>> begin Data for this exercise

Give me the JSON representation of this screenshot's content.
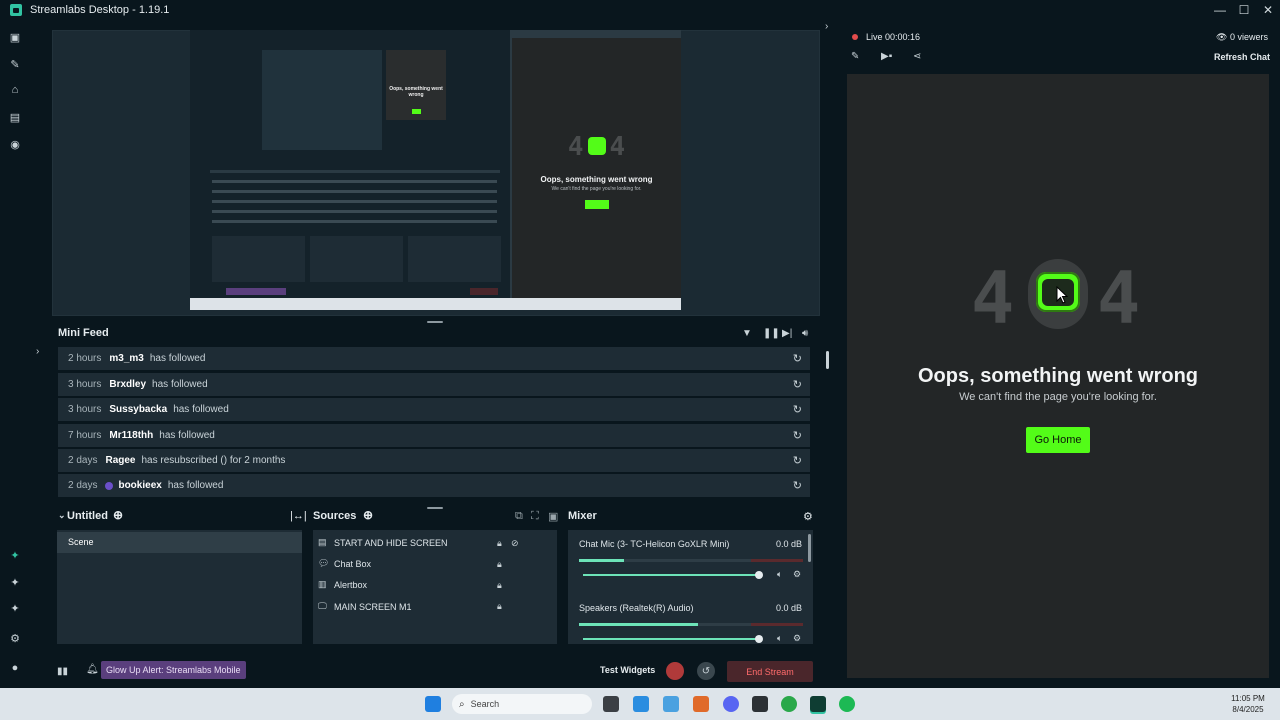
{
  "window": {
    "title": "Streamlabs Desktop - 1.19.1",
    "controls": [
      "—",
      "☐",
      "✕"
    ]
  },
  "mini_feed": {
    "title": "Mini Feed",
    "rows": [
      {
        "time": "2 hours",
        "user": "m3_m3",
        "msg": "has followed"
      },
      {
        "time": "3 hours",
        "user": "Brxdley",
        "msg": "has followed"
      },
      {
        "time": "3 hours",
        "user": "Sussybacka",
        "msg": "has followed"
      },
      {
        "time": "7 hours",
        "user": "Mr118thh",
        "msg": "has followed"
      },
      {
        "time": "2 days",
        "user": "Ragee",
        "msg": "has resubscribed () for 2 months"
      },
      {
        "time": "2 days",
        "user": "bookieex",
        "msg": "has followed"
      }
    ]
  },
  "scenes": {
    "title": "Untitled",
    "items": [
      "Scene"
    ]
  },
  "sources": {
    "title": "Sources",
    "items": [
      "START AND HIDE SCREEN",
      "Chat Box",
      "Alertbox",
      "MAIN SCREEN M1"
    ]
  },
  "mixer": {
    "title": "Mixer",
    "channels": [
      {
        "name": "Chat Mic (3- TC-Helicon GoXLR Mini)",
        "db": "0.0 dB",
        "level": 0.2
      },
      {
        "name": "Speakers (Realtek(R) Audio)",
        "db": "0.0 dB",
        "level": 0.53
      }
    ]
  },
  "footer": {
    "alert": "Glow Up Alert: Streamlabs Mobile",
    "test_widgets": "Test Widgets",
    "end_stream": "End Stream"
  },
  "chat": {
    "live_label": "Live",
    "live_time": "00:00:16",
    "viewers": "0 viewers",
    "refresh": "Refresh Chat",
    "error_code_left": "4",
    "error_code_right": "4",
    "error_title": "Oops, something went wrong",
    "error_sub": "We can't find the page you're looking for.",
    "go_home": "Go Home"
  },
  "taskbar": {
    "search_placeholder": "Search",
    "time": "11:05 PM",
    "date": "8/4/2025"
  },
  "colors": {
    "accent": "#31c3a2",
    "kick_green": "#53fc18",
    "end_stream": "#ff6b6b"
  }
}
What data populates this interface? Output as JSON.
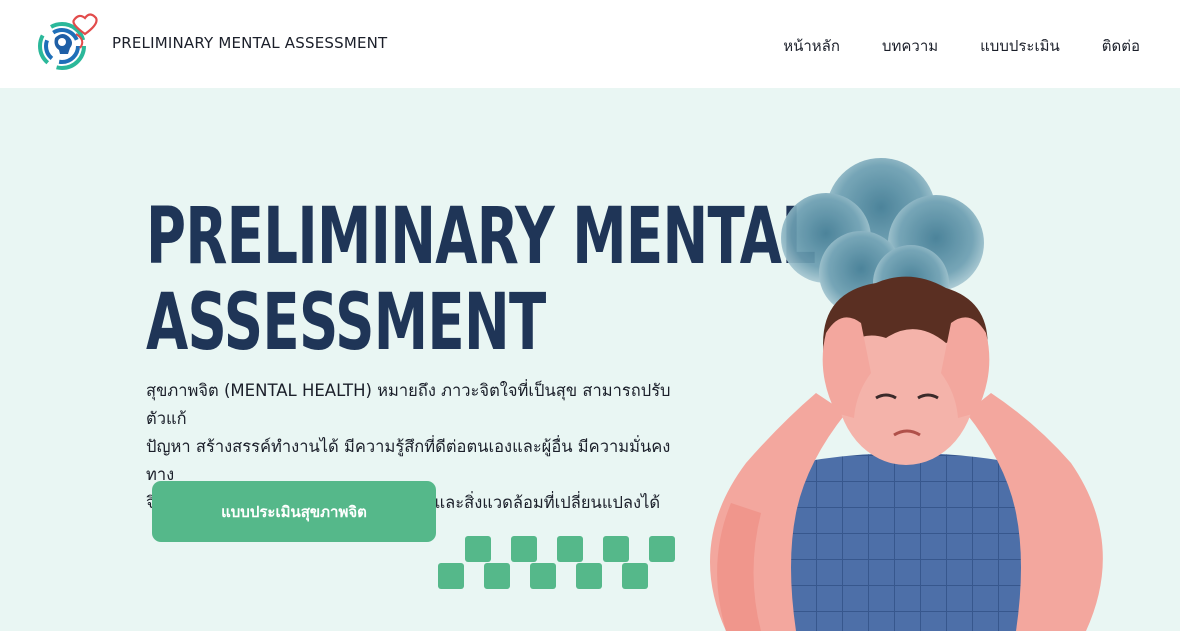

>> end Data for this exercise

### Exercise description
Return the listing above in full and without alteration, excluding its pictures.

### Solved exercise
Give me the JSON representation of this screenshot's content.
{
  "window": {
    "title": "Streamlabs Desktop - 1.19.1",
    "controls": [
      "—",
      "☐",
      "✕"
    ]
  },
  "mini_feed": {
    "title": "Mini Feed",
    "rows": [
      {
        "time": "2 hours",
        "user": "m3_m3",
        "msg": "has followed"
      },
      {
        "time": "3 hours",
        "user": "Brxdley",
        "msg": "has followed"
      },
      {
        "time": "3 hours",
        "user": "Sussybacka",
        "msg": "has followed"
      },
      {
        "time": "7 hours",
        "user": "Mr118thh",
        "msg": "has followed"
      },
      {
        "time": "2 days",
        "user": "Ragee",
        "msg": "has resubscribed () for 2 months"
      },
      {
        "time": "2 days",
        "user": "bookieex",
        "msg": "has followed"
      }
    ]
  },
  "scenes": {
    "title": "Untitled",
    "items": [
      "Scene"
    ]
  },
  "sources": {
    "title": "Sources",
    "items": [
      "START AND HIDE SCREEN",
      "Chat Box",
      "Alertbox",
      "MAIN SCREEN M1"
    ]
  },
  "mixer": {
    "title": "Mixer",
    "channels": [
      {
        "name": "Chat Mic (3- TC-Helicon GoXLR Mini)",
        "db": "0.0 dB",
        "level": 0.2
      },
      {
        "name": "Speakers (Realtek(R) Audio)",
        "db": "0.0 dB",
        "level": 0.53
      }
    ]
  },
  "footer": {
    "alert": "Glow Up Alert: Streamlabs Mobile",
    "test_widgets": "Test Widgets",
    "end_stream": "End Stream"
  },
  "chat": {
    "live_label": "Live",
    "live_time": "00:00:16",
    "viewers": "0 viewers",
    "refresh": "Refresh Chat",
    "error_code_left": "4",
    "error_code_right": "4",
    "error_title": "Oops, something went wrong",
    "error_sub": "We can't find the page you're looking for.",
    "go_home": "Go Home"
  },
  "taskbar": {
    "search_placeholder": "Search",
    "time": "11:05 PM",
    "date": "8/4/2025"
  },
  "colors": {
    "accent": "#31c3a2",
    "kick_green": "#53fc18",
    "end_stream": "#ff6b6b"
  }
}
What data populates this interface? Output as JSON.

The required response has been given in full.